Recorded information:
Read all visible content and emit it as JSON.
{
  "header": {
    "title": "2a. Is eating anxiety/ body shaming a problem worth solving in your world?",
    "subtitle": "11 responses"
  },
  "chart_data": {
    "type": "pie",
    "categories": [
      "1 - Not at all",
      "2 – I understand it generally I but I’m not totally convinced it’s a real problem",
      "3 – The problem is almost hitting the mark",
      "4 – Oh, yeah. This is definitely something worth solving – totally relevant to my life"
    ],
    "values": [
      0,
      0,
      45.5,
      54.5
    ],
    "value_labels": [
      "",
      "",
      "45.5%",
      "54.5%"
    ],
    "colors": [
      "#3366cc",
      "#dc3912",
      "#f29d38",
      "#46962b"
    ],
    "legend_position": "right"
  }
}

Your goal:
Output every line above without altering anything.

Expected output:
Read all visible content and emit it as JSON.
{
  "header": {
    "title": "2a. Is eating anxiety/ body shaming a problem worth solving in your world?",
    "subtitle": "11 responses"
  },
  "chart_data": {
    "type": "pie",
    "categories": [
      "1 - Not at all",
      "2 – I understand it generally I but I’m not totally convinced it’s a real problem",
      "3 – The problem is almost hitting the mark",
      "4 – Oh, yeah. This is definitely something worth solving – totally relevant to my life"
    ],
    "values": [
      0,
      0,
      45.5,
      54.5
    ],
    "value_labels": [
      "",
      "",
      "45.5%",
      "54.5%"
    ],
    "colors": [
      "#3366cc",
      "#dc3912",
      "#f29d38",
      "#46962b"
    ],
    "legend_position": "right"
  }
}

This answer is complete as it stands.